**Data in this exercise**
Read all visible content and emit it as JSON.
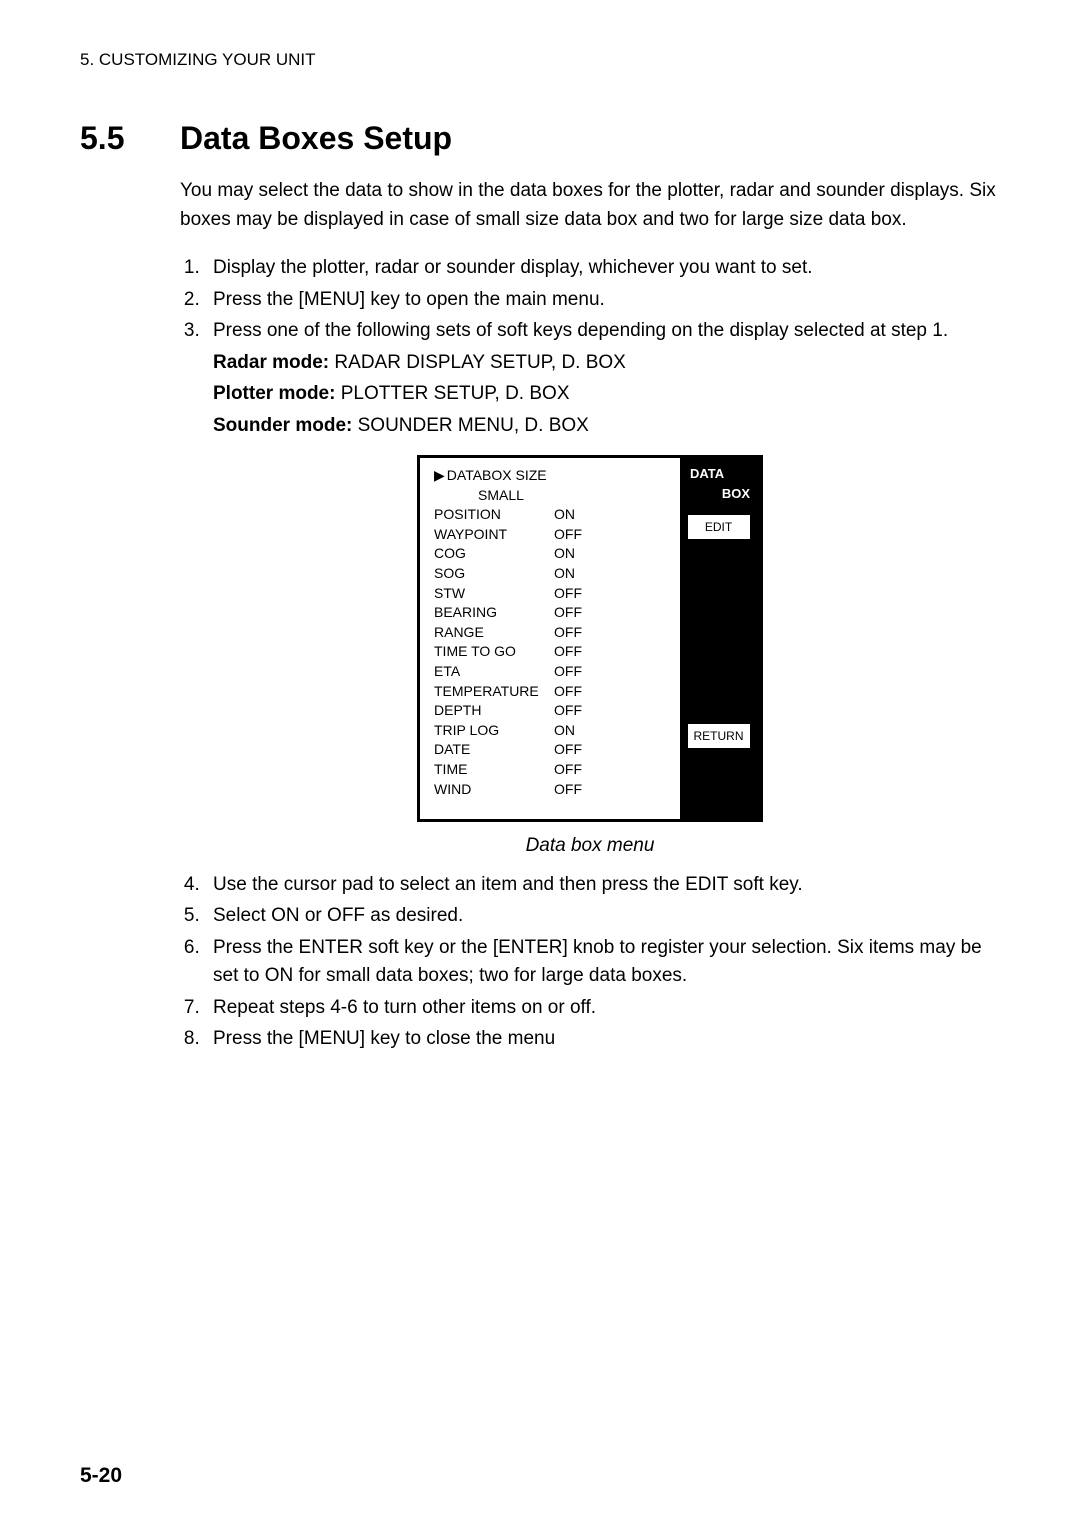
{
  "header": "5. CUSTOMIZING YOUR UNIT",
  "section": {
    "number": "5.5",
    "title": "Data Boxes Setup"
  },
  "intro": "You may select the data to show in the data boxes for the plotter, radar and sounder displays. Six boxes may be displayed in case of small size data box and two for large size data box.",
  "steps_a": [
    "Display the plotter, radar or sounder display, whichever you want to set.",
    "Press the [MENU] key to open the main menu.",
    "Press one of the following sets of soft keys depending on the display selected at step 1."
  ],
  "modes": [
    {
      "label": "Radar mode:",
      "value": " RADAR DISPLAY SETUP, D. BOX"
    },
    {
      "label": "Plotter mode:",
      "value": " PLOTTER SETUP, D. BOX"
    },
    {
      "label": "Sounder mode:",
      "value": " SOUNDER MENU, D. BOX"
    }
  ],
  "menu": {
    "size_label": "DATABOX SIZE",
    "size_value": "SMALL",
    "rows": [
      {
        "label": "POSITION",
        "value": "ON"
      },
      {
        "label": "WAYPOINT",
        "value": "OFF"
      },
      {
        "label": "COG",
        "value": "ON"
      },
      {
        "label": "SOG",
        "value": "ON"
      },
      {
        "label": "STW",
        "value": "OFF"
      },
      {
        "label": "BEARING",
        "value": "OFF"
      },
      {
        "label": "RANGE",
        "value": "OFF"
      },
      {
        "label": "TIME TO GO",
        "value": "OFF"
      },
      {
        "label": "ETA",
        "value": "OFF"
      },
      {
        "label": "TEMPERATURE",
        "value": "OFF"
      },
      {
        "label": "DEPTH",
        "value": "OFF"
      },
      {
        "label": "TRIP LOG",
        "value": "ON"
      },
      {
        "label": "DATE",
        "value": "OFF"
      },
      {
        "label": "TIME",
        "value": "OFF"
      },
      {
        "label": "WIND",
        "value": "OFF"
      }
    ],
    "panel_title1": "DATA",
    "panel_title2": "BOX",
    "softkey_edit": "EDIT",
    "softkey_return": "RETURN"
  },
  "caption": "Data box menu",
  "steps_b": [
    "Use the cursor pad to select an item and then press the EDIT soft key.",
    "Select ON or OFF as desired.",
    "Press the ENTER soft key or the [ENTER] knob to register your selection. Six items may be set to ON for small data boxes; two for large data boxes.",
    "Repeat steps 4-6 to turn other items on or off.",
    "Press the [MENU] key to close the menu"
  ],
  "page_number": "5-20"
}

**Task instructions**
Make an exact copy of every record, pictures excluded.

**In response**
Read all visible content and emit it as JSON.
{
  "header": "5. CUSTOMIZING YOUR UNIT",
  "section": {
    "number": "5.5",
    "title": "Data Boxes Setup"
  },
  "intro": "You may select the data to show in the data boxes for the plotter, radar and sounder displays. Six boxes may be displayed in case of small size data box and two for large size data box.",
  "steps_a": [
    "Display the plotter, radar or sounder display, whichever you want to set.",
    "Press the [MENU] key to open the main menu.",
    "Press one of the following sets of soft keys depending on the display selected at step 1."
  ],
  "modes": [
    {
      "label": "Radar mode:",
      "value": " RADAR DISPLAY SETUP, D. BOX"
    },
    {
      "label": "Plotter mode:",
      "value": " PLOTTER SETUP, D. BOX"
    },
    {
      "label": "Sounder mode:",
      "value": " SOUNDER MENU, D. BOX"
    }
  ],
  "menu": {
    "size_label": "DATABOX SIZE",
    "size_value": "SMALL",
    "rows": [
      {
        "label": "POSITION",
        "value": "ON"
      },
      {
        "label": "WAYPOINT",
        "value": "OFF"
      },
      {
        "label": "COG",
        "value": "ON"
      },
      {
        "label": "SOG",
        "value": "ON"
      },
      {
        "label": "STW",
        "value": "OFF"
      },
      {
        "label": "BEARING",
        "value": "OFF"
      },
      {
        "label": "RANGE",
        "value": "OFF"
      },
      {
        "label": "TIME TO GO",
        "value": "OFF"
      },
      {
        "label": "ETA",
        "value": "OFF"
      },
      {
        "label": "TEMPERATURE",
        "value": "OFF"
      },
      {
        "label": "DEPTH",
        "value": "OFF"
      },
      {
        "label": "TRIP LOG",
        "value": "ON"
      },
      {
        "label": "DATE",
        "value": "OFF"
      },
      {
        "label": "TIME",
        "value": "OFF"
      },
      {
        "label": "WIND",
        "value": "OFF"
      }
    ],
    "panel_title1": "DATA",
    "panel_title2": "BOX",
    "softkey_edit": "EDIT",
    "softkey_return": "RETURN"
  },
  "caption": "Data box menu",
  "steps_b": [
    "Use the cursor pad to select an item and then press the EDIT soft key.",
    "Select ON or OFF as desired.",
    "Press the ENTER soft key or the [ENTER] knob to register your selection. Six items may be set to ON for small data boxes; two for large data boxes.",
    "Repeat steps 4-6 to turn other items on or off.",
    "Press the [MENU] key to close the menu"
  ],
  "page_number": "5-20"
}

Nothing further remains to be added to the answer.